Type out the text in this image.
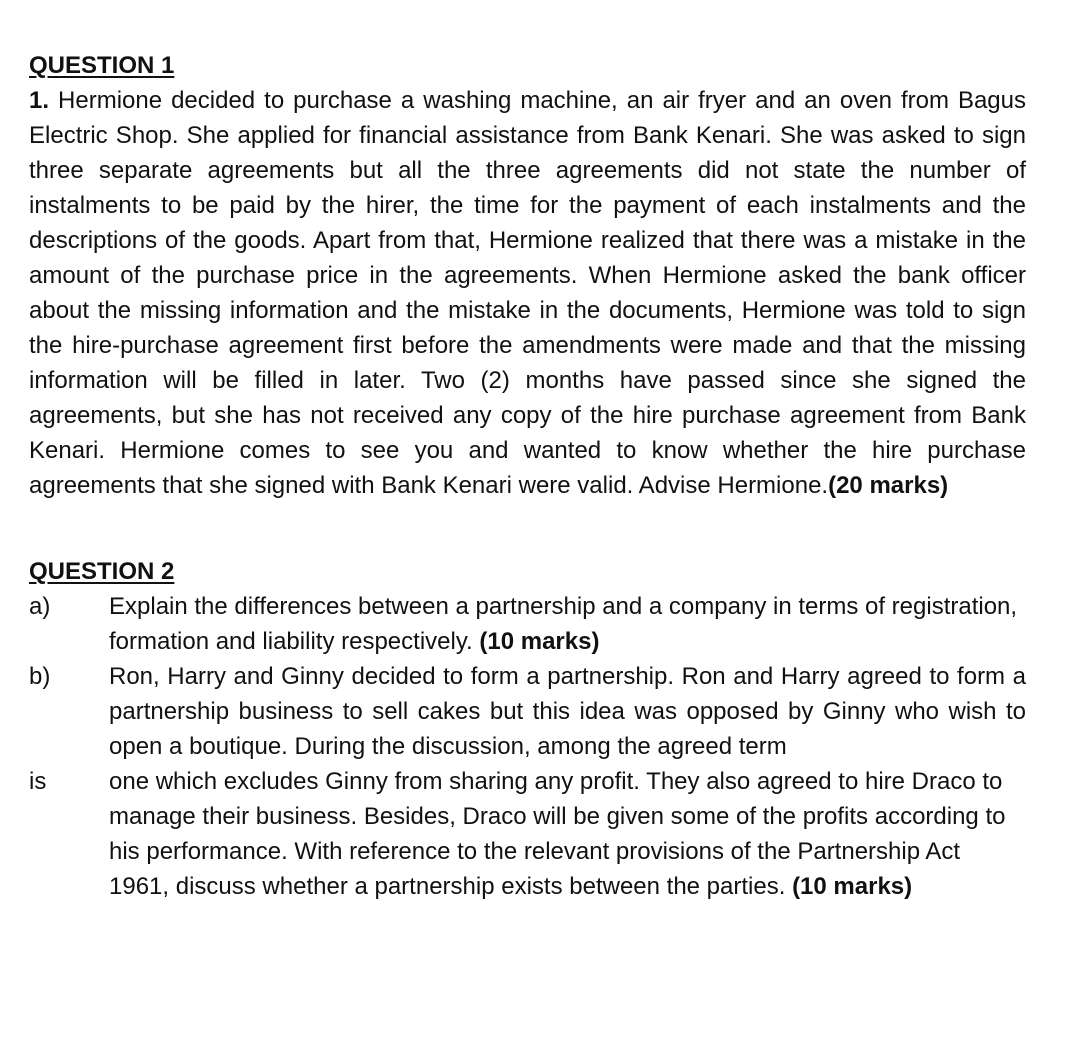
QUESTION 1

1. Hermione decided to purchase a washing machine, an air fryer and an oven from Bagus Electric Shop. She applied for financial assistance from Bank Kenari. She was asked to sign three separate agreements but all the three agreements did not state the number of instalments to be paid by the hirer, the time for the payment of each instalments and the descriptions of the goods. Apart from that, Hermione realized that there was a mistake in the amount of the purchase price in the agreements. When Hermione asked the bank officer about the missing information and the mistake in the documents, Hermione was told to sign the hire-purchase agreement first before the amendments were made and that the missing information will be filled in later. Two (2) months have passed since she signed the agreements, but she has not received any copy of the hire purchase agreement from Bank Kenari. Hermione comes to see you and wanted to know whether the hire purchase agreements that she signed with Bank Kenari were valid. Advise Hermione.(20 marks)

QUESTION 2

a)	Explain the differences between a partnership and a company in terms of registration, formation and liability respectively. (10 marks)
b)
is
Ron, Harry and Ginny decided to form a partnership. Ron and Harry agreed to form a partnership business to sell cakes but this idea was opposed by Ginny who wish to open a boutique. During the discussion, among the agreed term
one which excludes Ginny from sharing any profit. They also agreed to hire Draco to manage their business. Besides, Draco will be given some of the profits according to his performance. With reference to the relevant provisions of the Partnership Act 1961, discuss whether a partnership exists between the parties. (10 marks)
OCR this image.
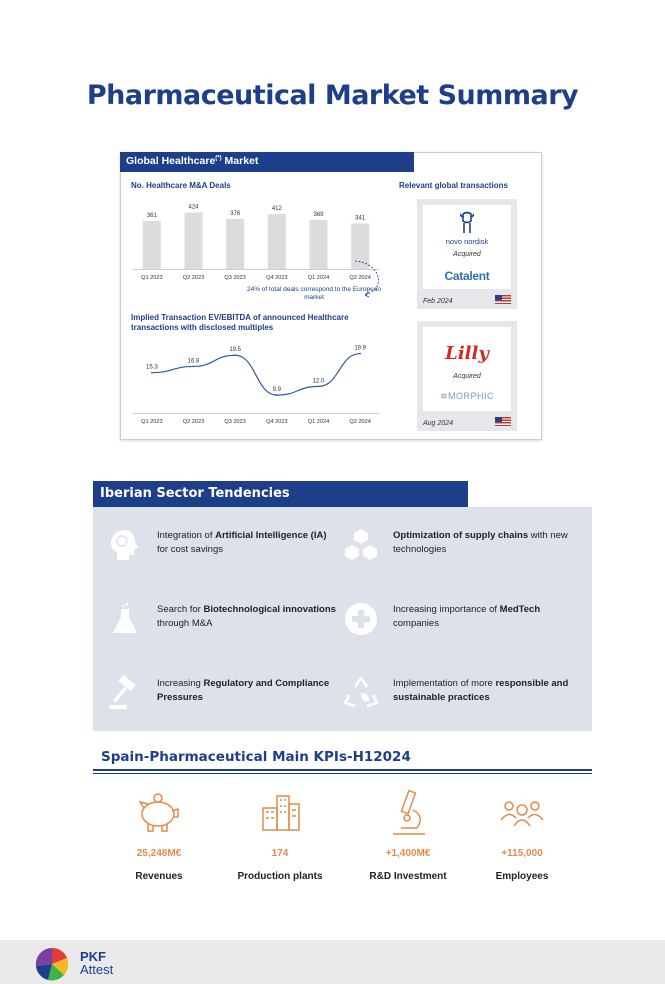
Pharmaceutical Market Summary
Global Healthcare(*) Market
No. Healthcare M&A Deals	Relevant global transactions
361
Q1 2023
424
Q2 2023
376
Q3 2023
412
Q4 2023
369
Q1 2024
341
Q2 2024
24% of total deals correspond to the European market
Implied Transaction EV/EBITDA of announced Healthcare transactions with disclosed multiples
15.3
Q1 2023
16.8
Q2 2023
19.5
Q3 2023
9.9
Q4 2023
12.0
Q1 2024
19.9
Q2 2024
novo nordisk
Acquired
Catalent
Feb 2024
Lilly
Acquired
≋MORPHIC
Aug 2024
Iberian Sector Tendencies
Integration of Artificial Intelligence (IA) for cost savings
Optimization of supply chains with new technologies
Search for Biotechnological innovations through M&A
Increasing importance of MedTech companies
Increasing Regulatory and Compliance Pressures
Implementation of more responsible and sustainable practices
Spain-Pharmaceutical Main KPIs-H12024
25,248M€
Revenues
174
Production plants
+1,400M€
R&D Investment
+115,000
Employees
PKF
Attest
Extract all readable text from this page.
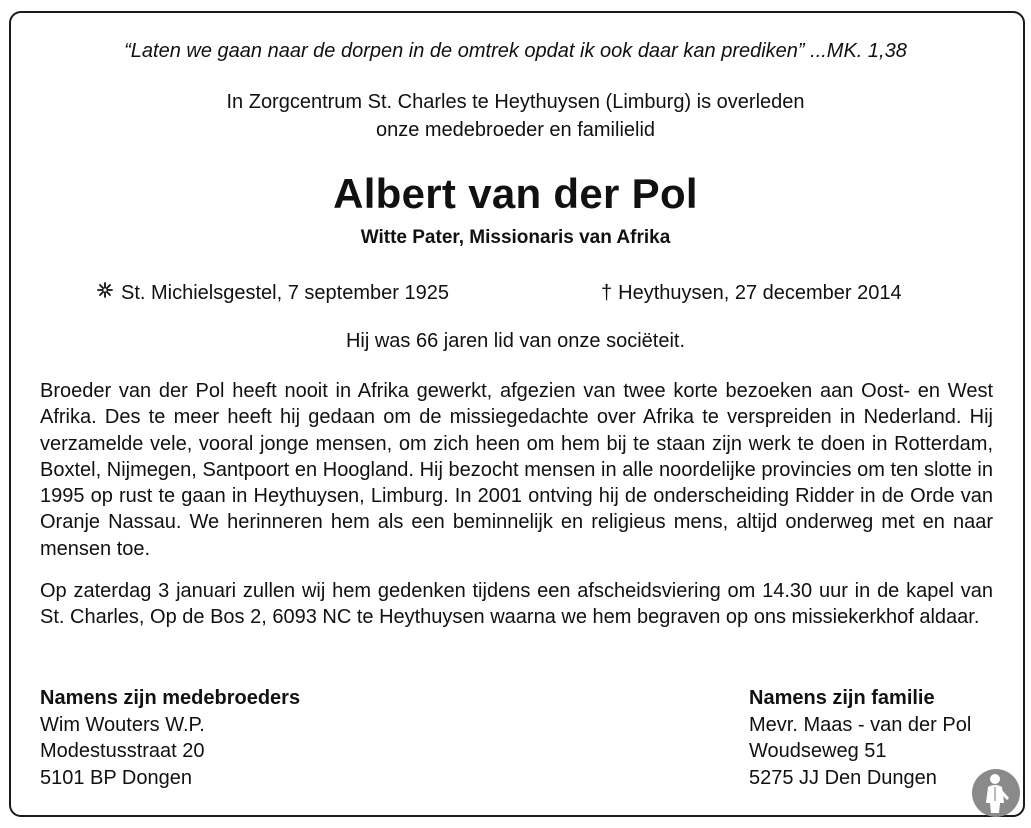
“Laten we gaan naar de dorpen in de omtrek opdat ik ook daar kan prediken” ...MK. 1,38
In Zorgcentrum St. Charles te Heythuysen (Limburg) is overleden
onze medebroeder en familielid
Albert van der Pol
Witte Pater, Missionaris van Afrika
St. Michielsgestel, 7 september 1925	† Heythuysen, 27 december 2014
Hij was 66 jaren lid van onze sociëteit.

Broeder van der Pol heeft nooit in Afrika gewerkt, afgezien van twee korte bezoeken aan Oost- en West Afrika. Des te meer heeft hij gedaan om de missiegedachte over Afrika te verspreiden in Nederland. Hij verzamelde vele, vooral jonge mensen, om zich heen om hem bij te staan zijn werk te doen in Rotterdam, Boxtel, Nijmegen, Santpoort en Hoogland. Hij bezocht mensen in alle noordelijke provincies om ten slotte in 1995 op rust te gaan in Heythuysen, Limburg. In 2001 ontving hij de onderscheiding Ridder in de Orde van Oranje Nassau. We herinneren hem als een beminnelijk en religieus mens, altijd onderweg met en naar mensen toe.

Op zaterdag 3 januari zullen wij hem gedenken tijdens een afscheidsviering om 14.30 uur in de kapel van St. Charles, Op de Bos 2, 6093 NC te Heythuysen waarna we hem begraven op ons missiekerkhof aldaar.

Namens zijn medebroeders
Wim Wouters W.P.
Modestusstraat 20
5101 BP Dongen
Namens zijn familie
Mevr. Maas - van der Pol
Woudseweg 51
5275 JJ Den Dungen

Directive
Leaving out the pictures, repeat the data above exactly.

Correct answer
Type out the text in this image.
QUESTION 1

1. Hermione decided to purchase a washing machine, an air fryer and an oven from Bagus Electric Shop. She applied for financial assistance from Bank Kenari. She was asked to sign three separate agreements but all the three agreements did not state the number of instalments to be paid by the hirer, the time for the payment of each instalments and the descriptions of the goods. Apart from that, Hermione realized that there was a mistake in the amount of the purchase price in the agreements. When Hermione asked the bank officer about the missing information and the mistake in the documents, Hermione was told to sign the hire-purchase agreement first before the amendments were made and that the missing information will be filled in later. Two (2) months have passed since she signed the agreements, but she has not received any copy of the hire purchase agreement from Bank Kenari. Hermione comes to see you and wanted to know whether the hire purchase agreements that she signed with Bank Kenari were valid. Advise Hermione.(20 marks)

QUESTION 2

a)	Explain the differences between a partnership and a company in terms of registration, formation and liability respectively. (10 marks)
b)
is
Ron, Harry and Ginny decided to form a partnership. Ron and Harry agreed to form a partnership business to sell cakes but this idea was opposed by Ginny who wish to open a boutique. During the discussion, among the agreed term
one which excludes Ginny from sharing any profit. They also agreed to hire Draco to manage their business. Besides, Draco will be given some of the profits according to his performance. With reference to the relevant provisions of the Partnership Act 1961, discuss whether a partnership exists between the parties. (10 marks)
OCR this image.
Pharmaceutical Market Summary
Global Healthcare(*) Market
No. Healthcare M&A Deals	Relevant global transactions
361
Q1 2023
424
Q2 2023
376
Q3 2023
412
Q4 2023
369
Q1 2024
341
Q2 2024
24% of total deals correspond to the European market
Implied Transaction EV/EBITDA of announced Healthcare transactions with disclosed multiples
15.3
Q1 2023
16.8
Q2 2023
19.5
Q3 2023
9.9
Q4 2023
12.0
Q1 2024
19.9
Q2 2024
novo nordisk
Acquired
Catalent
Feb 2024
Lilly
Acquired
≋MORPHIC
Aug 2024
Iberian Sector Tendencies
Integration of Artificial Intelligence (IA) for cost savings
Optimization of supply chains with new technologies
Search for Biotechnological innovations through M&A
Increasing importance of MedTech companies
Increasing Regulatory and Compliance Pressures
Implementation of more responsible and sustainable practices
Spain-Pharmaceutical Main KPIs-H12024
25,248M€
Revenues
174
Production plants
+1,400M€
R&D Investment
+115,000
Employees
PKF
Attest
Extract all readable text from this page.
“Laten we gaan naar de dorpen in de omtrek opdat ik ook daar kan prediken” ...MK. 1,38
In Zorgcentrum St. Charles te Heythuysen (Limburg) is overleden
onze medebroeder en familielid
Albert van der Pol
Witte Pater, Missionaris van Afrika
St. Michielsgestel, 7 september 1925	† Heythuysen, 27 december 2014
Hij was 66 jaren lid van onze sociëteit.

Broeder van der Pol heeft nooit in Afrika gewerkt, afgezien van twee korte bezoeken aan Oost- en West Afrika. Des te meer heeft hij gedaan om de missiegedachte over Afrika te verspreiden in Nederland. Hij verzamelde vele, vooral jonge mensen, om zich heen om hem bij te staan zijn werk te doen in Rotterdam, Boxtel, Nijmegen, Santpoort en Hoogland. Hij bezocht mensen in alle noordelijke provincies om ten slotte in 1995 op rust te gaan in Heythuysen, Limburg. In 2001 ontving hij de onderscheiding Ridder in de Orde van Oranje Nassau. We herinneren hem als een beminnelijk en religieus mens, altijd onderweg met en naar mensen toe.

Op zaterdag 3 januari zullen wij hem gedenken tijdens een afscheidsviering om 14.30 uur in de kapel van St. Charles, Op de Bos 2, 6093 NC te Heythuysen waarna we hem begraven op ons missiekerkhof aldaar.

Namens zijn medebroeders
Wim Wouters W.P.
Modestusstraat 20
5101 BP Dongen
Namens zijn familie
Mevr. Maas - van der Pol
Woudseweg 51
5275 JJ Den Dungen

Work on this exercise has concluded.